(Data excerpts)
-- begin --

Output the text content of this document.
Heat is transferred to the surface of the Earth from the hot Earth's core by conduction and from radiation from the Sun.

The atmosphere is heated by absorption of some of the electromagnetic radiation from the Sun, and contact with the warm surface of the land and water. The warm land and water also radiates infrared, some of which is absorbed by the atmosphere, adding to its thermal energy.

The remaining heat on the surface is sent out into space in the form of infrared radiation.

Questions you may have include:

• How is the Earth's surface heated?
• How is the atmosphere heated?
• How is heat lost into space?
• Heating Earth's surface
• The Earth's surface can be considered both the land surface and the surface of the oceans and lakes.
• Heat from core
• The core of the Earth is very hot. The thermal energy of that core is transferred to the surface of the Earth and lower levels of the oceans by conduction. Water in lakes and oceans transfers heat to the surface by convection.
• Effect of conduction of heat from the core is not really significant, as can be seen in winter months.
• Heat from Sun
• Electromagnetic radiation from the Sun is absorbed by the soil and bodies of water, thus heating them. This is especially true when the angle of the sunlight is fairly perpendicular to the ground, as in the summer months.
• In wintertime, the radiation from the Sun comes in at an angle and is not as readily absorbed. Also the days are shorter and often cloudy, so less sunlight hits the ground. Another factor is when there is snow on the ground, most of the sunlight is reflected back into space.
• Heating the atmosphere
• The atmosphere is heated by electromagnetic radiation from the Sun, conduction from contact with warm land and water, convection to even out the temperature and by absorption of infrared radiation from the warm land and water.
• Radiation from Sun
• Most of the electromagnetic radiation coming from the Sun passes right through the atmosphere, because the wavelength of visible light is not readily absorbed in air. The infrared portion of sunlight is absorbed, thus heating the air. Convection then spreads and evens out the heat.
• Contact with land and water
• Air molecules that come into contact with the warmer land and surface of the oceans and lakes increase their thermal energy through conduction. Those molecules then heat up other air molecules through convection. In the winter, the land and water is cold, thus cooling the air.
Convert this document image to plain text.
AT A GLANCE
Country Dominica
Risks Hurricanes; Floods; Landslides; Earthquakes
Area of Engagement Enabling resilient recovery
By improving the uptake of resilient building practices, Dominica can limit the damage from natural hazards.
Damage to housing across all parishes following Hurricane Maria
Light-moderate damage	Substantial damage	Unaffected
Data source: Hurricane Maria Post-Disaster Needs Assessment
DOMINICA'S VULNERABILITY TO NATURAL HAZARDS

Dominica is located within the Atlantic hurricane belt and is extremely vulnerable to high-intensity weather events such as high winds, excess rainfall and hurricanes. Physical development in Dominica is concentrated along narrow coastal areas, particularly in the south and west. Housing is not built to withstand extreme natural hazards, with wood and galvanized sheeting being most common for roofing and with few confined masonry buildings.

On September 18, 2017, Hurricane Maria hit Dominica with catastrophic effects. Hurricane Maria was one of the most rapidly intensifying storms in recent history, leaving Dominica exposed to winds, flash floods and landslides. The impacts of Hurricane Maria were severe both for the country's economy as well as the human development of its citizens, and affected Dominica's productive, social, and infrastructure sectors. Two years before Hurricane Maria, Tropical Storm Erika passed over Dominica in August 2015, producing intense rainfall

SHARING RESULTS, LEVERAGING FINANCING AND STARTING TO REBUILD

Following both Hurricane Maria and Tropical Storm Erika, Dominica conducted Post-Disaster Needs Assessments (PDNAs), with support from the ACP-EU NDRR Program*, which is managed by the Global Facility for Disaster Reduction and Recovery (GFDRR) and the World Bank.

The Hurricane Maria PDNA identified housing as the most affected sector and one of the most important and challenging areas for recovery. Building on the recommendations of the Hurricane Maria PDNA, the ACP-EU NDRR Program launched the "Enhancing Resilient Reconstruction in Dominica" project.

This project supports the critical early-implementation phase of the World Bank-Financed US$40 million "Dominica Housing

-- end --

- _Exercise directions_:
What is needed here is an exact reproduction of all the entries.

- _Result_:
Output the text content of this document.
Heat is transferred to the surface of the Earth from the hot Earth's core by conduction and from radiation from the Sun.

The atmosphere is heated by absorption of some of the electromagnetic radiation from the Sun, and contact with the warm surface of the land and water. The warm land and water also radiates infrared, some of which is absorbed by the atmosphere, adding to its thermal energy.

The remaining heat on the surface is sent out into space in the form of infrared radiation.

Questions you may have include:

• How is the Earth's surface heated?
• How is the atmosphere heated?
• How is heat lost into space?
• Heating Earth's surface
• The Earth's surface can be considered both the land surface and the surface of the oceans and lakes.
• Heat from core
• The core of the Earth is very hot. The thermal energy of that core is transferred to the surface of the Earth and lower levels of the oceans by conduction. Water in lakes and oceans transfers heat to the surface by convection.
• Effect of conduction of heat from the core is not really significant, as can be seen in winter months.
• Heat from Sun
• Electromagnetic radiation from the Sun is absorbed by the soil and bodies of water, thus heating them. This is especially true when the angle of the sunlight is fairly perpendicular to the ground, as in the summer months.
• In wintertime, the radiation from the Sun comes in at an angle and is not as readily absorbed. Also the days are shorter and often cloudy, so less sunlight hits the ground. Another factor is when there is snow on the ground, most of the sunlight is reflected back into space.
• Heating the atmosphere
• The atmosphere is heated by electromagnetic radiation from the Sun, conduction from contact with warm land and water, convection to even out the temperature and by absorption of infrared radiation from the warm land and water.
• Radiation from Sun
• Most of the electromagnetic radiation coming from the Sun passes right through the atmosphere, because the wavelength of visible light is not readily absorbed in air. The infrared portion of sunlight is absorbed, thus heating the air. Convection then spreads and evens out the heat.
• Contact with land and water
• Air molecules that come into contact with the warmer land and surface of the oceans and lakes increase their thermal energy through conduction. Those molecules then heat up other air molecules through convection. In the winter, the land and water is cold, thus cooling the air.
Convert this document image to plain text.
AT A GLANCE
Country Dominica
Risks Hurricanes; Floods; Landslides; Earthquakes
Area of Engagement Enabling resilient recovery
By improving the uptake of resilient building practices, Dominica can limit the damage from natural hazards.
Damage to housing across all parishes following Hurricane Maria
Light-moderate damage	Substantial damage	Unaffected
Data source: Hurricane Maria Post-Disaster Needs Assessment
DOMINICA'S VULNERABILITY TO NATURAL HAZARDS

Dominica is located within the Atlantic hurricane belt and is extremely vulnerable to high-intensity weather events such as high winds, excess rainfall and hurricanes. Physical development in Dominica is concentrated along narrow coastal areas, particularly in the south and west. Housing is not built to withstand extreme natural hazards, with wood and galvanized sheeting being most common for roofing and with few confined masonry buildings.

On September 18, 2017, Hurricane Maria hit Dominica with catastrophic effects. Hurricane Maria was one of the most rapidly intensifying storms in recent history, leaving Dominica exposed to winds, flash floods and landslides. The impacts of Hurricane Maria were severe both for the country's economy as well as the human development of its citizens, and affected Dominica's productive, social, and infrastructure sectors. Two years before Hurricane Maria, Tropical Storm Erika passed over Dominica in August 2015, producing intense rainfall

SHARING RESULTS, LEVERAGING FINANCING AND STARTING TO REBUILD

Following both Hurricane Maria and Tropical Storm Erika, Dominica conducted Post-Disaster Needs Assessments (PDNAs), with support from the ACP-EU NDRR Program*, which is managed by the Global Facility for Disaster Reduction and Recovery (GFDRR) and the World Bank.

The Hurricane Maria PDNA identified housing as the most affected sector and one of the most important and challenging areas for recovery. Building on the recommendations of the Hurricane Maria PDNA, the ACP-EU NDRR Program launched the "Enhancing Resilient Reconstruction in Dominica" project.

This project supports the critical early-implementation phase of the World Bank-Financed US$40 million "Dominica Housing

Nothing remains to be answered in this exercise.